• Problem
Exclude the pictures and reproduce the remaining data exactly as written.

▼

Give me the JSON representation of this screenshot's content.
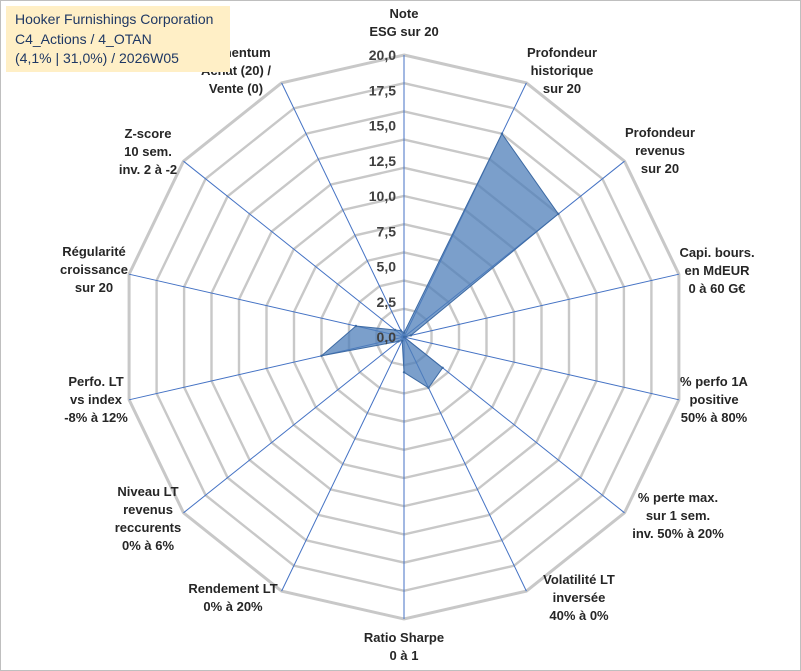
{
  "title": {
    "line1": "Hooker Furnishings Corporation",
    "line2": "C4_Actions / 4_OTAN",
    "line3": "(4,1% | 31,0%) / 2026W05"
  },
  "chart_data": {
    "type": "radar",
    "axis_range": [
      0,
      20
    ],
    "ticks": [
      "0,0",
      "2,5",
      "5,0",
      "7,5",
      "10,0",
      "12,5",
      "15,0",
      "17,5",
      "20,0"
    ],
    "tick_values": [
      0,
      2.5,
      5,
      7.5,
      10,
      12.5,
      15,
      17.5,
      20
    ],
    "grid_rings": 10,
    "categories": [
      [
        "Note",
        "ESG sur 20"
      ],
      [
        "Profondeur",
        "historique",
        "sur 20"
      ],
      [
        "Profondeur",
        "revenus",
        "sur 20"
      ],
      [
        "Capi. bours.",
        "en MdEUR",
        "0 à 60 G€"
      ],
      [
        "% perfo 1A",
        "positive",
        "50% à 80%"
      ],
      [
        "% perte max.",
        "sur 1 sem.",
        "inv. 50% à 20%"
      ],
      [
        "Volatilité LT",
        "inversée",
        "40% à 0%"
      ],
      [
        "Ratio Sharpe",
        "0 à 1"
      ],
      [
        "Rendement LT",
        "0% à 20%"
      ],
      [
        "Niveau LT",
        "revenus",
        "reccurents",
        "0% à 6%"
      ],
      [
        "Perfo. LT",
        "vs index",
        "-8% à 12%"
      ],
      [
        "Régularité",
        "croissance",
        "sur 20"
      ],
      [
        "Z-score",
        "10 sem.",
        "inv. 2 à -2"
      ],
      [
        "Momentum",
        "Achat (20) /",
        "Vente (0)"
      ]
    ],
    "series": [
      {
        "values": [
          0.3,
          16.0,
          14.0,
          0.5,
          0.0,
          3.5,
          4.0,
          2.5,
          0.3,
          0.5,
          6.0,
          3.5,
          0.8,
          0.5
        ]
      }
    ],
    "colors": {
      "fill": "#4f7fba",
      "fill_opacity": "0.75",
      "grid": "#c8c8c8",
      "spoke": "#4472c4"
    }
  }
}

▲

• The answer
Give me the JSON representation of this screenshot's content.
{
  "title": {
    "line1": "Hooker Furnishings Corporation",
    "line2": "C4_Actions / 4_OTAN",
    "line3": "(4,1% | 31,0%) / 2026W05"
  },
  "chart_data": {
    "type": "radar",
    "axis_range": [
      0,
      20
    ],
    "ticks": [
      "0,0",
      "2,5",
      "5,0",
      "7,5",
      "10,0",
      "12,5",
      "15,0",
      "17,5",
      "20,0"
    ],
    "tick_values": [
      0,
      2.5,
      5,
      7.5,
      10,
      12.5,
      15,
      17.5,
      20
    ],
    "grid_rings": 10,
    "categories": [
      [
        "Note",
        "ESG sur 20"
      ],
      [
        "Profondeur",
        "historique",
        "sur 20"
      ],
      [
        "Profondeur",
        "revenus",
        "sur 20"
      ],
      [
        "Capi. bours.",
        "en MdEUR",
        "0 à 60 G€"
      ],
      [
        "% perfo 1A",
        "positive",
        "50% à 80%"
      ],
      [
        "% perte max.",
        "sur 1 sem.",
        "inv. 50% à 20%"
      ],
      [
        "Volatilité LT",
        "inversée",
        "40% à 0%"
      ],
      [
        "Ratio Sharpe",
        "0 à 1"
      ],
      [
        "Rendement LT",
        "0% à 20%"
      ],
      [
        "Niveau LT",
        "revenus",
        "reccurents",
        "0% à 6%"
      ],
      [
        "Perfo. LT",
        "vs index",
        "-8% à 12%"
      ],
      [
        "Régularité",
        "croissance",
        "sur 20"
      ],
      [
        "Z-score",
        "10 sem.",
        "inv. 2 à -2"
      ],
      [
        "Momentum",
        "Achat (20) /",
        "Vente (0)"
      ]
    ],
    "series": [
      {
        "values": [
          0.3,
          16.0,
          14.0,
          0.5,
          0.0,
          3.5,
          4.0,
          2.5,
          0.3,
          0.5,
          6.0,
          3.5,
          0.8,
          0.5
        ]
      }
    ],
    "colors": {
      "fill": "#4f7fba",
      "fill_opacity": "0.75",
      "grid": "#c8c8c8",
      "spoke": "#4472c4"
    }
  }
}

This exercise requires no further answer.